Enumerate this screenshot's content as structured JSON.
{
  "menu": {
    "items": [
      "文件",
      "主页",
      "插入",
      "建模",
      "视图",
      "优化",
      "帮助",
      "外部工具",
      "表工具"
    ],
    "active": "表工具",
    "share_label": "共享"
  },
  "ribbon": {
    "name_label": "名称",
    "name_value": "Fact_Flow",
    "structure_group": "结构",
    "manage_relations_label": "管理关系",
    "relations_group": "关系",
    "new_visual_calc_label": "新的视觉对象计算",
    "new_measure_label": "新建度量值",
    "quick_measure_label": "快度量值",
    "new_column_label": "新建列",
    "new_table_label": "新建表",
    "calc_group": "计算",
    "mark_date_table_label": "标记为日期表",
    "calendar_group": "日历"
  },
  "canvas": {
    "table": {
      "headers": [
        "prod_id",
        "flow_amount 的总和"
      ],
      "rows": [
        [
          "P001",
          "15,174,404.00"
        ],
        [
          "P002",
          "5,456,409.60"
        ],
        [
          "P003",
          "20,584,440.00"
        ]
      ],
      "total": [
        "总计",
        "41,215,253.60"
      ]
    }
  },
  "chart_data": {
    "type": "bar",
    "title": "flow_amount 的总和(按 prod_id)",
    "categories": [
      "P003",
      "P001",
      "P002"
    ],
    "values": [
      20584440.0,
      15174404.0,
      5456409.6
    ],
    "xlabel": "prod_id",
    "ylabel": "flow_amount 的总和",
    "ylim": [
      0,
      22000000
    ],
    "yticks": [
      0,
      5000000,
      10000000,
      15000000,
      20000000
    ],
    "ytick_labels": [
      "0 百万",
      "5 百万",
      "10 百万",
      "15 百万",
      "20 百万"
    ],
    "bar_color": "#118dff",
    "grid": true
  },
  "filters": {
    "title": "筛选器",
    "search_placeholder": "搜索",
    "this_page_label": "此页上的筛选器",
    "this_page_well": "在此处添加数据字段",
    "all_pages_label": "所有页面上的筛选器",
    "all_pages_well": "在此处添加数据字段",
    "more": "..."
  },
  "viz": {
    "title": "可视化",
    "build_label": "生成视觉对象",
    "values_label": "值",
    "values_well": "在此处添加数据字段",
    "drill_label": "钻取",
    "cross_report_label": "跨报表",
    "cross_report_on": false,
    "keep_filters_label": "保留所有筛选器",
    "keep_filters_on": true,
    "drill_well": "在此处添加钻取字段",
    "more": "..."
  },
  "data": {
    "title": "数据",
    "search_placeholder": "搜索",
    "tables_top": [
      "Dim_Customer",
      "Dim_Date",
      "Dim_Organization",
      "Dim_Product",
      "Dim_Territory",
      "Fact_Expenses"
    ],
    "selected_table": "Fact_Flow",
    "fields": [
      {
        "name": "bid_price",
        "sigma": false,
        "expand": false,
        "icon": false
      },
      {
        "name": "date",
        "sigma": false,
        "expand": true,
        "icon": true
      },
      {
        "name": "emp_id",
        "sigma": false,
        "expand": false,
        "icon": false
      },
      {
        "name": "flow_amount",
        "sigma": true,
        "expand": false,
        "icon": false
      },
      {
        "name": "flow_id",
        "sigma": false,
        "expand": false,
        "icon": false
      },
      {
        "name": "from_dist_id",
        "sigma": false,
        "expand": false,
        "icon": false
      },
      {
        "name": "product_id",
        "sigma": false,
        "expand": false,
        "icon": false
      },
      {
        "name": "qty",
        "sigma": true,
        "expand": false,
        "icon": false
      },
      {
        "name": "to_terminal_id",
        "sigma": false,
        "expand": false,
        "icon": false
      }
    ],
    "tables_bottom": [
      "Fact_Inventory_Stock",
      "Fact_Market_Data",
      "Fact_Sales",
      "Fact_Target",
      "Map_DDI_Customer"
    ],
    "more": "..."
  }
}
* * *
Please reproduce each record precisely as written.

Enumerate this screenshot's content as structured JSON.
{
  "menu": {
    "items": [
      "文件",
      "主页",
      "插入",
      "建模",
      "视图",
      "优化",
      "帮助",
      "外部工具",
      "表工具"
    ],
    "active": "表工具",
    "share_label": "共享"
  },
  "ribbon": {
    "name_label": "名称",
    "name_value": "Fact_Flow",
    "structure_group": "结构",
    "manage_relations_label": "管理关系",
    "relations_group": "关系",
    "new_visual_calc_label": "新的视觉对象计算",
    "new_measure_label": "新建度量值",
    "quick_measure_label": "快度量值",
    "new_column_label": "新建列",
    "new_table_label": "新建表",
    "calc_group": "计算",
    "mark_date_table_label": "标记为日期表",
    "calendar_group": "日历"
  },
  "canvas": {
    "table": {
      "headers": [
        "prod_id",
        "flow_amount 的总和"
      ],
      "rows": [
        [
          "P001",
          "15,174,404.00"
        ],
        [
          "P002",
          "5,456,409.60"
        ],
        [
          "P003",
          "20,584,440.00"
        ]
      ],
      "total": [
        "总计",
        "41,215,253.60"
      ]
    }
  },
  "chart_data": {
    "type": "bar",
    "title": "flow_amount 的总和(按 prod_id)",
    "categories": [
      "P003",
      "P001",
      "P002"
    ],
    "values": [
      20584440.0,
      15174404.0,
      5456409.6
    ],
    "xlabel": "prod_id",
    "ylabel": "flow_amount 的总和",
    "ylim": [
      0,
      22000000
    ],
    "yticks": [
      0,
      5000000,
      10000000,
      15000000,
      20000000
    ],
    "ytick_labels": [
      "0 百万",
      "5 百万",
      "10 百万",
      "15 百万",
      "20 百万"
    ],
    "bar_color": "#118dff",
    "grid": true
  },
  "filters": {
    "title": "筛选器",
    "search_placeholder": "搜索",
    "this_page_label": "此页上的筛选器",
    "this_page_well": "在此处添加数据字段",
    "all_pages_label": "所有页面上的筛选器",
    "all_pages_well": "在此处添加数据字段",
    "more": "..."
  },
  "viz": {
    "title": "可视化",
    "build_label": "生成视觉对象",
    "values_label": "值",
    "values_well": "在此处添加数据字段",
    "drill_label": "钻取",
    "cross_report_label": "跨报表",
    "cross_report_on": false,
    "keep_filters_label": "保留所有筛选器",
    "keep_filters_on": true,
    "drill_well": "在此处添加钻取字段",
    "more": "..."
  },
  "data": {
    "title": "数据",
    "search_placeholder": "搜索",
    "tables_top": [
      "Dim_Customer",
      "Dim_Date",
      "Dim_Organization",
      "Dim_Product",
      "Dim_Territory",
      "Fact_Expenses"
    ],
    "selected_table": "Fact_Flow",
    "fields": [
      {
        "name": "bid_price",
        "sigma": false,
        "expand": false,
        "icon": false
      },
      {
        "name": "date",
        "sigma": false,
        "expand": true,
        "icon": true
      },
      {
        "name": "emp_id",
        "sigma": false,
        "expand": false,
        "icon": false
      },
      {
        "name": "flow_amount",
        "sigma": true,
        "expand": false,
        "icon": false
      },
      {
        "name": "flow_id",
        "sigma": false,
        "expand": false,
        "icon": false
      },
      {
        "name": "from_dist_id",
        "sigma": false,
        "expand": false,
        "icon": false
      },
      {
        "name": "product_id",
        "sigma": false,
        "expand": false,
        "icon": false
      },
      {
        "name": "qty",
        "sigma": true,
        "expand": false,
        "icon": false
      },
      {
        "name": "to_terminal_id",
        "sigma": false,
        "expand": false,
        "icon": false
      }
    ],
    "tables_bottom": [
      "Fact_Inventory_Stock",
      "Fact_Market_Data",
      "Fact_Sales",
      "Fact_Target",
      "Map_DDI_Customer"
    ],
    "more": "..."
  }
}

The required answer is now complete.